### THE RECORDS:
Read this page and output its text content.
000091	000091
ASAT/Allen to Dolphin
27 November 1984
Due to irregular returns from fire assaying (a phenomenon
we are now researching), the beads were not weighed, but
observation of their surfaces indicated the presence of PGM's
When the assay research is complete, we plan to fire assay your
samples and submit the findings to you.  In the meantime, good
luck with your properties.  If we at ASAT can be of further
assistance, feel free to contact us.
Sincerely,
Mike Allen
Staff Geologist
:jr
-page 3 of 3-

### INSTRUCTIONS TO FOLLOW:
Please copy every line in the entries where "fire" appears.

### ANSWER SPACE:
Due to irregular returns from fire assaying (a phenomenon
When the assay research is complete, we plan to fire assay your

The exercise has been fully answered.